• **What you have to do**:
Repeat exactly each line of the data provided below.

• **Data records**:

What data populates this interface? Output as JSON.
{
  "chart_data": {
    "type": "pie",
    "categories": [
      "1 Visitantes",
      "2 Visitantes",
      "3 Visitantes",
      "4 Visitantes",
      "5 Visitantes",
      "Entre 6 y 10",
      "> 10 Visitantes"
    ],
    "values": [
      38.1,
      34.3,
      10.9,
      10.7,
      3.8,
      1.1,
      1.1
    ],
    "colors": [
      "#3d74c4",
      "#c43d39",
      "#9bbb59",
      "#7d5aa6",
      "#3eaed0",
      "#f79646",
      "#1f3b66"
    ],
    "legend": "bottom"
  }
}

• **Solution to the problem**:
What data populates this interface? Output as JSON.
{
  "chart_data": {
    "type": "pie",
    "categories": [
      "1 Visitantes",
      "2 Visitantes",
      "3 Visitantes",
      "4 Visitantes",
      "5 Visitantes",
      "Entre 6 y 10",
      "> 10 Visitantes"
    ],
    "values": [
      38.1,
      34.3,
      10.9,
      10.7,
      3.8,
      1.1,
      1.1
    ],
    "colors": [
      "#3d74c4",
      "#c43d39",
      "#9bbb59",
      "#7d5aa6",
      "#3eaed0",
      "#f79646",
      "#1f3b66"
    ],
    "legend": "bottom"
  }
}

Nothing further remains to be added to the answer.